> **What you should do**
Reproduce all entries precisely, down to the last character.

> **Supplied data**
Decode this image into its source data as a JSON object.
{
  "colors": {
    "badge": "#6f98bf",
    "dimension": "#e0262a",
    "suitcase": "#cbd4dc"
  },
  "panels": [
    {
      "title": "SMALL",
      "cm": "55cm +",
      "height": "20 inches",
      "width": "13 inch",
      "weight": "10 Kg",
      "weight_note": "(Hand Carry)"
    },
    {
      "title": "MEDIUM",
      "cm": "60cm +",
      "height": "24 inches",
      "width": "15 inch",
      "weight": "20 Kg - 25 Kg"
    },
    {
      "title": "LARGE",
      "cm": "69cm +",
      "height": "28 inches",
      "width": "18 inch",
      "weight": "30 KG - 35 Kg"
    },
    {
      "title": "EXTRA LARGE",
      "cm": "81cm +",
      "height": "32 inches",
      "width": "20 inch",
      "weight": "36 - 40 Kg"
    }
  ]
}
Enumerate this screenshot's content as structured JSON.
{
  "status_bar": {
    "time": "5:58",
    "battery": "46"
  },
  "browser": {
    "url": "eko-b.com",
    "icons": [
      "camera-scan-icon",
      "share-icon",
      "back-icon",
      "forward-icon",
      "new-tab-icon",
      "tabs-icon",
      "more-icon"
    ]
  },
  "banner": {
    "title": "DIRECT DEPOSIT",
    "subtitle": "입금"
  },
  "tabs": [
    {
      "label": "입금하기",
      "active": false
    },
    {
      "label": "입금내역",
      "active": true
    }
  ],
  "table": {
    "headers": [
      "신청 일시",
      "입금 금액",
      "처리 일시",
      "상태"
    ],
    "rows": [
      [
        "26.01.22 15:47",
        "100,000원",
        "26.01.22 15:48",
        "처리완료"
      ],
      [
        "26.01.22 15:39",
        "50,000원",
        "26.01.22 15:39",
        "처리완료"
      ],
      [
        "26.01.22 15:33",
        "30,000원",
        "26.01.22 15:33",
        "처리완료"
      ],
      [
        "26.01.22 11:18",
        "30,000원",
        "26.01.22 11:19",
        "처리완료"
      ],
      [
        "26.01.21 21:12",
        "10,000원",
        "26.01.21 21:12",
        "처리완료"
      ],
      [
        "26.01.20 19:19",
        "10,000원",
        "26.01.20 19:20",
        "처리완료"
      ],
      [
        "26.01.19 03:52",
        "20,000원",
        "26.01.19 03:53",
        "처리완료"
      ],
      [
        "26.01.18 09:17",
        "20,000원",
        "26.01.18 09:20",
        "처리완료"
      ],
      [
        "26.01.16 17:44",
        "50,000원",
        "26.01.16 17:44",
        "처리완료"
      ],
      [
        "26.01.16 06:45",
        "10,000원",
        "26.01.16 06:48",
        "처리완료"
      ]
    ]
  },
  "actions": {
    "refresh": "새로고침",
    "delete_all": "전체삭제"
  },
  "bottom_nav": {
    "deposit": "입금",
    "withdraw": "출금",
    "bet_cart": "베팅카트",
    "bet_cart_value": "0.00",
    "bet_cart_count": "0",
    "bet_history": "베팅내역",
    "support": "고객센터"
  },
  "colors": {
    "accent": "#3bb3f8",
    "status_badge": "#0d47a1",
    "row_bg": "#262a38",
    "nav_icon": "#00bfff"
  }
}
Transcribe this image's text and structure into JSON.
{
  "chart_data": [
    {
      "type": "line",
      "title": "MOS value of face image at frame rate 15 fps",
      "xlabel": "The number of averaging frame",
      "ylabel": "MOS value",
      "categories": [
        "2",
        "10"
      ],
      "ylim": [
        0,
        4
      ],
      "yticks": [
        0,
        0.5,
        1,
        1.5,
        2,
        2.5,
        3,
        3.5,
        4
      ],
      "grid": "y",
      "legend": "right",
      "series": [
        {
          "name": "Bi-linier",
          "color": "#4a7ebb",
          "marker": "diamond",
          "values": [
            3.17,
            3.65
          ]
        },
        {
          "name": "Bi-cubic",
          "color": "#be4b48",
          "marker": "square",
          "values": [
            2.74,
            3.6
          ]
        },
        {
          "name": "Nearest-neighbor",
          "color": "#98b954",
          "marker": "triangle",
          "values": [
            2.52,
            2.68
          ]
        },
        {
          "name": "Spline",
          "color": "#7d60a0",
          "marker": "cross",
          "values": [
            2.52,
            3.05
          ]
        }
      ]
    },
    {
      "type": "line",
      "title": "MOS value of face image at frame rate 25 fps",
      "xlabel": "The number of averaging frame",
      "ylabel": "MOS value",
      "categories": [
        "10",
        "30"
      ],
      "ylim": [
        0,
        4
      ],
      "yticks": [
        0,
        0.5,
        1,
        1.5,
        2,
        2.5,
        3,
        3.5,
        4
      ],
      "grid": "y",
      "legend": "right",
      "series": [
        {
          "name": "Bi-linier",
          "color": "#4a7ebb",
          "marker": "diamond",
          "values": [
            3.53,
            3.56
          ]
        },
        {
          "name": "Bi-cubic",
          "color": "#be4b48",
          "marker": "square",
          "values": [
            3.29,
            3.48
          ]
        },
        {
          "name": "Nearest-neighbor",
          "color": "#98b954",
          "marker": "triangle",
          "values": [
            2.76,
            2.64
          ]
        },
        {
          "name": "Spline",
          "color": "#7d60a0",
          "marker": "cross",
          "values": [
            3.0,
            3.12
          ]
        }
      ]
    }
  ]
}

> **Problem solution**
Decode this image into its source data as a JSON object.
{
  "colors": {
    "badge": "#6f98bf",
    "dimension": "#e0262a",
    "suitcase": "#cbd4dc"
  },
  "panels": [
    {
      "title": "SMALL",
      "cm": "55cm +",
      "height": "20 inches",
      "width": "13 inch",
      "weight": "10 Kg",
      "weight_note": "(Hand Carry)"
    },
    {
      "title": "MEDIUM",
      "cm": "60cm +",
      "height": "24 inches",
      "width": "15 inch",
      "weight": "20 Kg - 25 Kg"
    },
    {
      "title": "LARGE",
      "cm": "69cm +",
      "height": "28 inches",
      "width": "18 inch",
      "weight": "30 KG - 35 Kg"
    },
    {
      "title": "EXTRA LARGE",
      "cm": "81cm +",
      "height": "32 inches",
      "width": "20 inch",
      "weight": "36 - 40 Kg"
    }
  ]
}
Enumerate this screenshot's content as structured JSON.
{
  "status_bar": {
    "time": "5:58",
    "battery": "46"
  },
  "browser": {
    "url": "eko-b.com",
    "icons": [
      "camera-scan-icon",
      "share-icon",
      "back-icon",
      "forward-icon",
      "new-tab-icon",
      "tabs-icon",
      "more-icon"
    ]
  },
  "banner": {
    "title": "DIRECT DEPOSIT",
    "subtitle": "입금"
  },
  "tabs": [
    {
      "label": "입금하기",
      "active": false
    },
    {
      "label": "입금내역",
      "active": true
    }
  ],
  "table": {
    "headers": [
      "신청 일시",
      "입금 금액",
      "처리 일시",
      "상태"
    ],
    "rows": [
      [
        "26.01.22 15:47",
        "100,000원",
        "26.01.22 15:48",
        "처리완료"
      ],
      [
        "26.01.22 15:39",
        "50,000원",
        "26.01.22 15:39",
        "처리완료"
      ],
      [
        "26.01.22 15:33",
        "30,000원",
        "26.01.22 15:33",
        "처리완료"
      ],
      [
        "26.01.22 11:18",
        "30,000원",
        "26.01.22 11:19",
        "처리완료"
      ],
      [
        "26.01.21 21:12",
        "10,000원",
        "26.01.21 21:12",
        "처리완료"
      ],
      [
        "26.01.20 19:19",
        "10,000원",
        "26.01.20 19:20",
        "처리완료"
      ],
      [
        "26.01.19 03:52",
        "20,000원",
        "26.01.19 03:53",
        "처리완료"
      ],
      [
        "26.01.18 09:17",
        "20,000원",
        "26.01.18 09:20",
        "처리완료"
      ],
      [
        "26.01.16 17:44",
        "50,000원",
        "26.01.16 17:44",
        "처리완료"
      ],
      [
        "26.01.16 06:45",
        "10,000원",
        "26.01.16 06:48",
        "처리완료"
      ]
    ]
  },
  "actions": {
    "refresh": "새로고침",
    "delete_all": "전체삭제"
  },
  "bottom_nav": {
    "deposit": "입금",
    "withdraw": "출금",
    "bet_cart": "베팅카트",
    "bet_cart_value": "0.00",
    "bet_cart_count": "0",
    "bet_history": "베팅내역",
    "support": "고객센터"
  },
  "colors": {
    "accent": "#3bb3f8",
    "status_badge": "#0d47a1",
    "row_bg": "#262a38",
    "nav_icon": "#00bfff"
  }
}
Transcribe this image's text and structure into JSON.
{
  "chart_data": [
    {
      "type": "line",
      "title": "MOS value of face image at frame rate 15 fps",
      "xlabel": "The number of averaging frame",
      "ylabel": "MOS value",
      "categories": [
        "2",
        "10"
      ],
      "ylim": [
        0,
        4
      ],
      "yticks": [
        0,
        0.5,
        1,
        1.5,
        2,
        2.5,
        3,
        3.5,
        4
      ],
      "grid": "y",
      "legend": "right",
      "series": [
        {
          "name": "Bi-linier",
          "color": "#4a7ebb",
          "marker": "diamond",
          "values": [
            3.17,
            3.65
          ]
        },
        {
          "name": "Bi-cubic",
          "color": "#be4b48",
          "marker": "square",
          "values": [
            2.74,
            3.6
          ]
        },
        {
          "name": "Nearest-neighbor",
          "color": "#98b954",
          "marker": "triangle",
          "values": [
            2.52,
            2.68
          ]
        },
        {
          "name": "Spline",
          "color": "#7d60a0",
          "marker": "cross",
          "values": [
            2.52,
            3.05
          ]
        }
      ]
    },
    {
      "type": "line",
      "title": "MOS value of face image at frame rate 25 fps",
      "xlabel": "The number of averaging frame",
      "ylabel": "MOS value",
      "categories": [
        "10",
        "30"
      ],
      "ylim": [
        0,
        4
      ],
      "yticks": [
        0,
        0.5,
        1,
        1.5,
        2,
        2.5,
        3,
        3.5,
        4
      ],
      "grid": "y",
      "legend": "right",
      "series": [
        {
          "name": "Bi-linier",
          "color": "#4a7ebb",
          "marker": "diamond",
          "values": [
            3.53,
            3.56
          ]
        },
        {
          "name": "Bi-cubic",
          "color": "#be4b48",
          "marker": "square",
          "values": [
            3.29,
            3.48
          ]
        },
        {
          "name": "Nearest-neighbor",
          "color": "#98b954",
          "marker": "triangle",
          "values": [
            2.76,
            2.64
          ]
        },
        {
          "name": "Spline",
          "color": "#7d60a0",
          "marker": "cross",
          "values": [
            3.0,
            3.12
          ]
        }
      ]
    }
  ]
}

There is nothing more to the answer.